**Direction**
Extract the records below word for word and ignore the images.
--- Begin ---
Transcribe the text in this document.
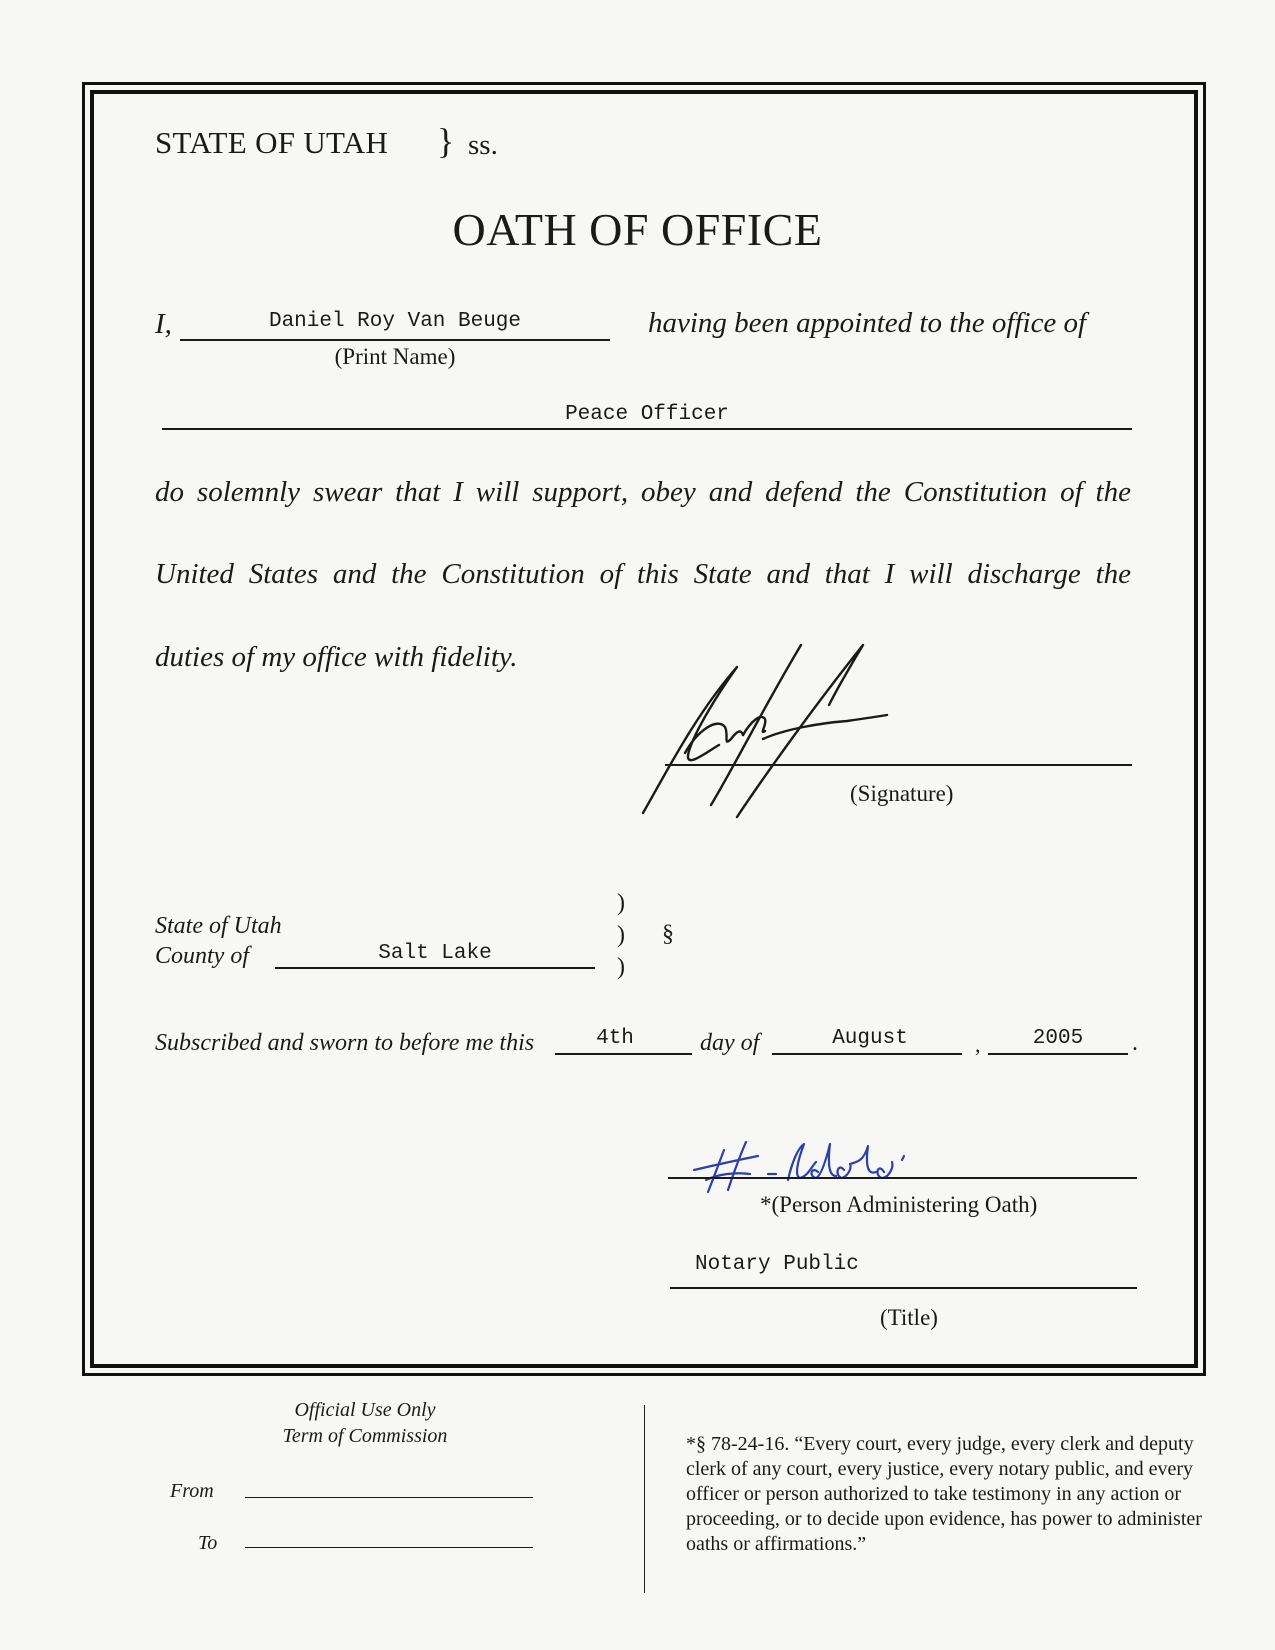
STATE OF UTAH } ss.
OATH OF OFFICE
I,	Daniel Roy Van Beuge
(Print Name)
having been appointed to the office of
Peace Officer
do solemnly swear that I will support, obey and defend the Constitution of the
United States and the Constitution of this State and that I will discharge the
duties of my office with fidelity.
(Signature)
State of Utah
County of	Salt Lake
)
)
)
§
Subscribed and sworn to before me this	4th	day of	August	,	2005	.
*(Person Administering Oath)
Notary Public
(Title)
Official Use Only
Term of Commission
From
To
*§ 78-24-16. “Every court, every judge, every clerk and deputy clerk of any court, every justice, every notary public, and every officer or person authorized to take testimony in any action or proceeding, or to decide upon evidence, has power to administer oaths or affirmations.”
--- End ---
**Complete answer**
Transcribe the text in this document.
STATE OF UTAH } ss.
OATH OF OFFICE
I,	Daniel Roy Van Beuge
(Print Name)
having been appointed to the office of
Peace Officer
do solemnly swear that I will support, obey and defend the Constitution of the
United States and the Constitution of this State and that I will discharge the
duties of my office with fidelity.
(Signature)
State of Utah
County of	Salt Lake
)
)
)
§
Subscribed and sworn to before me this	4th	day of	August	,	2005	.
*(Person Administering Oath)
Notary Public
(Title)
Official Use Only
Term of Commission
From
To
*§ 78-24-16. “Every court, every judge, every clerk and deputy clerk of any court, every justice, every notary public, and every officer or person authorized to take testimony in any action or proceeding, or to decide upon evidence, has power to administer oaths or affirmations.”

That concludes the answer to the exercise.